**WORK TO COMPLETE:**
Look through the material below. Copy every line with the string "Azure" in it.

**THE INPUT:**

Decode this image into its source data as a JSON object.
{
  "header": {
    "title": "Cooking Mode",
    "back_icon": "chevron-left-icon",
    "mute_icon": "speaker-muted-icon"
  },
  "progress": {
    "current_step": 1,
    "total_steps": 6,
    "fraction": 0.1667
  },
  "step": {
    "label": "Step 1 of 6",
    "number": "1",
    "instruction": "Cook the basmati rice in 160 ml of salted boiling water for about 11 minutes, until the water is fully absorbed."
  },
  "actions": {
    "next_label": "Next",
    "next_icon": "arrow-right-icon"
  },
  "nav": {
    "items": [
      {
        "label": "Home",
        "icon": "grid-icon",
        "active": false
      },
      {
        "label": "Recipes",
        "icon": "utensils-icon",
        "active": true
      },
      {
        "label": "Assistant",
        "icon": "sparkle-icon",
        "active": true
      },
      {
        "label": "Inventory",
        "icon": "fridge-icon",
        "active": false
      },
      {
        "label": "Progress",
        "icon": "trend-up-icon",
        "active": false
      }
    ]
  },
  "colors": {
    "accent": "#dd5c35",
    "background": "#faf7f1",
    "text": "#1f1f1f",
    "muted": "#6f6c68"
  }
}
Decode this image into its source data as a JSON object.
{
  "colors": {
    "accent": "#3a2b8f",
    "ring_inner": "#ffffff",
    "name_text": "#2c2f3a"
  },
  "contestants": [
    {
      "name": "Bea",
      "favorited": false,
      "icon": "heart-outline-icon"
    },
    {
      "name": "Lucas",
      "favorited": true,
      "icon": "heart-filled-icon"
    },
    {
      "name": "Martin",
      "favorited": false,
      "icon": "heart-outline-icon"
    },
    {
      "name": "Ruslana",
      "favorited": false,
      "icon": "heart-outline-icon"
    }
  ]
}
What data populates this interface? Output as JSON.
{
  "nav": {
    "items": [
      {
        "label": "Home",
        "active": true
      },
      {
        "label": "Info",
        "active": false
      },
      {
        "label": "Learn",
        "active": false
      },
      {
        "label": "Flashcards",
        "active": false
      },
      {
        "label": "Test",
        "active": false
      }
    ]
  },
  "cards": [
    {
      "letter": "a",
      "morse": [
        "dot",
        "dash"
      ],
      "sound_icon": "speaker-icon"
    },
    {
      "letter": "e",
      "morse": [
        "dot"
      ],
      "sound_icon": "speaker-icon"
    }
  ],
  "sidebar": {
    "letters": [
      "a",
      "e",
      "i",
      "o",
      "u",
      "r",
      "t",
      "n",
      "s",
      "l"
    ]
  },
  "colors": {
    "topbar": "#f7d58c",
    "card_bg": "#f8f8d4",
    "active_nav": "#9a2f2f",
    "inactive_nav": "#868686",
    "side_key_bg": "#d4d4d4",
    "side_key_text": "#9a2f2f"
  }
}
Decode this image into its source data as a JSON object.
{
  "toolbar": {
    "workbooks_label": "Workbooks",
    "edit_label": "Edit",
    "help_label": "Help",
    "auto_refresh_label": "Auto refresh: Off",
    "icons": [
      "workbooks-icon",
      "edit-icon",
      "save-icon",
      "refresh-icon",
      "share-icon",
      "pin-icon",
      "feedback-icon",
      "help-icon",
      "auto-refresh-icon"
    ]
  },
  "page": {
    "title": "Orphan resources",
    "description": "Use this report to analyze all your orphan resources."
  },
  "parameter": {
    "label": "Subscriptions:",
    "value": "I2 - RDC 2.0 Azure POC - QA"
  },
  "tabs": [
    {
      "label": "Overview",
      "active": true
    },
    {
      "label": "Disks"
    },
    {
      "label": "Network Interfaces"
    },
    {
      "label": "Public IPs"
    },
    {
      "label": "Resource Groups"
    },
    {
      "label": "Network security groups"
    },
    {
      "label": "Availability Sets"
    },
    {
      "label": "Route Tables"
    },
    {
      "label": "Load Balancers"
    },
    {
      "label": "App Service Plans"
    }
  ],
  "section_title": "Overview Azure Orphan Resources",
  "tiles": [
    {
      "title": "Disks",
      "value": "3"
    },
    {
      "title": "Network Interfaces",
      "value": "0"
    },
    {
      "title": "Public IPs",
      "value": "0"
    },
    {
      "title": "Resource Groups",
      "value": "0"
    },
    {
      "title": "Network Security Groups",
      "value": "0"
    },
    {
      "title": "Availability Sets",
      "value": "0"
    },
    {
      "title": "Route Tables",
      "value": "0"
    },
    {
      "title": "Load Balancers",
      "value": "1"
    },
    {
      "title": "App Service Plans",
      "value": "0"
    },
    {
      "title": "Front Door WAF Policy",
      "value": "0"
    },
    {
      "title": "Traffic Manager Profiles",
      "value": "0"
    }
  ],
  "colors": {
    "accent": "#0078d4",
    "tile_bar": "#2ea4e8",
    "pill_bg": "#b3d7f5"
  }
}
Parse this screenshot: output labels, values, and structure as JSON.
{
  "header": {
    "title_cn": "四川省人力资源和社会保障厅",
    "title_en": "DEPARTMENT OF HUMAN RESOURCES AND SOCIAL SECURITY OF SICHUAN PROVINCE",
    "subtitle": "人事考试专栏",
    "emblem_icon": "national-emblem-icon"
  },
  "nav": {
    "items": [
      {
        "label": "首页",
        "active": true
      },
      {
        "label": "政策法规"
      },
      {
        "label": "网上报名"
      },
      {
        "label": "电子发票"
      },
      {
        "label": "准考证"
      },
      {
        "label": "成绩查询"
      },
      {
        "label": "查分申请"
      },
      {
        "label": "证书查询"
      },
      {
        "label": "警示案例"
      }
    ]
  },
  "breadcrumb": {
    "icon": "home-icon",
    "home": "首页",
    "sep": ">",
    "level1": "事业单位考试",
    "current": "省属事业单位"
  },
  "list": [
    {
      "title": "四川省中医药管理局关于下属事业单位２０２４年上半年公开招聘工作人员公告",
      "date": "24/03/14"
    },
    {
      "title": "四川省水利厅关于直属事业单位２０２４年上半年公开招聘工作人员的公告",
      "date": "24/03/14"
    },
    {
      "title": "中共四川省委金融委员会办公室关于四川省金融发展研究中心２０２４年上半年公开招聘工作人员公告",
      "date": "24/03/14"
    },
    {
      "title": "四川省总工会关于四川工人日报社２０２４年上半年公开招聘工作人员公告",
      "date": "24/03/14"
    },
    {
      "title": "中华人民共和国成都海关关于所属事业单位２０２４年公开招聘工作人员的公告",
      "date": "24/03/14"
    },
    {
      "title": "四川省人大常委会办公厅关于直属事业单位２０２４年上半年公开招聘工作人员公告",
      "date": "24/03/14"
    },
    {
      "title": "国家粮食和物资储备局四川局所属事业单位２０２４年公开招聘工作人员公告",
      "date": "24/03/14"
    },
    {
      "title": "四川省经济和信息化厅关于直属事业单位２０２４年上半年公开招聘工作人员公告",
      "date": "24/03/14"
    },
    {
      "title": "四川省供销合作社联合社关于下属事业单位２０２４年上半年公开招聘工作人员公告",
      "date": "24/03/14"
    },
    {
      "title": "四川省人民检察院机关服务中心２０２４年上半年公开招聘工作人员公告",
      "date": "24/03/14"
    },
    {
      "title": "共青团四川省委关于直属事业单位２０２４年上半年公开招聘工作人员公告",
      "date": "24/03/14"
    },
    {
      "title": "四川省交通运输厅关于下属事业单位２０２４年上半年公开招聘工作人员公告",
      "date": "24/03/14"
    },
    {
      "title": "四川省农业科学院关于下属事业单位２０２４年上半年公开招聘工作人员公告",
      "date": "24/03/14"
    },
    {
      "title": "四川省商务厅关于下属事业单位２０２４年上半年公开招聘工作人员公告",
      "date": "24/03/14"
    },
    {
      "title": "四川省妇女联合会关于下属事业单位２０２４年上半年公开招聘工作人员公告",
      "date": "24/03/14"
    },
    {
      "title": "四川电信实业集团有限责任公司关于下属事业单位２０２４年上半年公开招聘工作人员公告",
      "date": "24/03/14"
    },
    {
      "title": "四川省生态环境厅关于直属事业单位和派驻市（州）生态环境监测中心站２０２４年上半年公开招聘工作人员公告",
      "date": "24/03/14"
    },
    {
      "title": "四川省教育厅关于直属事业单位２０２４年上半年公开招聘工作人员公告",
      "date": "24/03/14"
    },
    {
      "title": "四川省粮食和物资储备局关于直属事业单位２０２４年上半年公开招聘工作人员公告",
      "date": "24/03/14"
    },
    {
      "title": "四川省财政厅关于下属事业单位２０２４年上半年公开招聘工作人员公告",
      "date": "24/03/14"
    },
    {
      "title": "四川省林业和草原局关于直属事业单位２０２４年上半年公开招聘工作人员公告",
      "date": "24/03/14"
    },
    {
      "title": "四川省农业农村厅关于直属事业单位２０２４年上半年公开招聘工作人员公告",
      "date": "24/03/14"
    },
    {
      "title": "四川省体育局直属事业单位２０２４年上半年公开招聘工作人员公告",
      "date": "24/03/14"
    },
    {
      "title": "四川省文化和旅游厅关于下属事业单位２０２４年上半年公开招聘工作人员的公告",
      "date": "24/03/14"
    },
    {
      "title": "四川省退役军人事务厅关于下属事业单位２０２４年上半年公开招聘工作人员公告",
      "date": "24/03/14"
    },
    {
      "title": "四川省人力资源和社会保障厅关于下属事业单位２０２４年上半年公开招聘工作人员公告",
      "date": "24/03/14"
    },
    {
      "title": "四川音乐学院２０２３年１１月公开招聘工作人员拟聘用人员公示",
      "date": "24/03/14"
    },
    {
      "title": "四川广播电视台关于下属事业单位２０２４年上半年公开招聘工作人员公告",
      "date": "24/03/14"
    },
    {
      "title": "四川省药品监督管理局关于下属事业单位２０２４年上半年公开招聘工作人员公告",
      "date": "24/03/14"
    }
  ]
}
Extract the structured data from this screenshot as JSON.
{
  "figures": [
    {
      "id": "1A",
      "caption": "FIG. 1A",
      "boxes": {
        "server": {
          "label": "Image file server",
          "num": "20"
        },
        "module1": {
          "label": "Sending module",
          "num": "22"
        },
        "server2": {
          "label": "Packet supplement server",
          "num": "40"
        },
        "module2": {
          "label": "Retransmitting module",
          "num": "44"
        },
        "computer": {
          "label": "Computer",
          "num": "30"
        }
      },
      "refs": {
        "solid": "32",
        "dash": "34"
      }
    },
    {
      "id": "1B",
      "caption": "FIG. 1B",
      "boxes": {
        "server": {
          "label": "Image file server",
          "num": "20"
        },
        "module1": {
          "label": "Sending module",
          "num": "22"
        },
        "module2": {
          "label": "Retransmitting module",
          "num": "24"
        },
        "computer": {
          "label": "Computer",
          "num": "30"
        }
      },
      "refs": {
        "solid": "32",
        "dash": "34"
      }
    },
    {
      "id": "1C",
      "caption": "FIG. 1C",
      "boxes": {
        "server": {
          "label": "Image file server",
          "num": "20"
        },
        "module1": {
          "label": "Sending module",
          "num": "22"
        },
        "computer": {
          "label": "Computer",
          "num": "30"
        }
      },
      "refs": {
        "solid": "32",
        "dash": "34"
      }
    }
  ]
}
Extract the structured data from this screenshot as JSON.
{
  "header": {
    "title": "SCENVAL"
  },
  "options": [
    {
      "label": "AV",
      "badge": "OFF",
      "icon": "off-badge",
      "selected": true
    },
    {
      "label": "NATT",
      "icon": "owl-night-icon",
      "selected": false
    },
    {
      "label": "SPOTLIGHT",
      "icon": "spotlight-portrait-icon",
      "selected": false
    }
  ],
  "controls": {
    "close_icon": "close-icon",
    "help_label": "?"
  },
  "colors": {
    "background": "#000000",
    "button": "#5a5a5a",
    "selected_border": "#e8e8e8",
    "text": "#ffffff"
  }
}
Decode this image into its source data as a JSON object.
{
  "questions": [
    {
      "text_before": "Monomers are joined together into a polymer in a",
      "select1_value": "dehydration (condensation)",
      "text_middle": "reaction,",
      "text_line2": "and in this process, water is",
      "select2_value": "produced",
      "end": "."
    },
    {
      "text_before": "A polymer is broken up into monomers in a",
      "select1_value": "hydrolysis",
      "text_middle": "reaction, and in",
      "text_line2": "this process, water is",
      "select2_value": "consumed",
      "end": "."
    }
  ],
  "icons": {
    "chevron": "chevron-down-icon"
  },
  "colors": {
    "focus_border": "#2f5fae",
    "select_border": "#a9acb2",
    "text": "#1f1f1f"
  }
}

**SOLVED PROBLEM:**
    "value": "I2 - RDC 2.0 Azure POC - QA"
  "section_title": "Overview Azure Orphan Resources",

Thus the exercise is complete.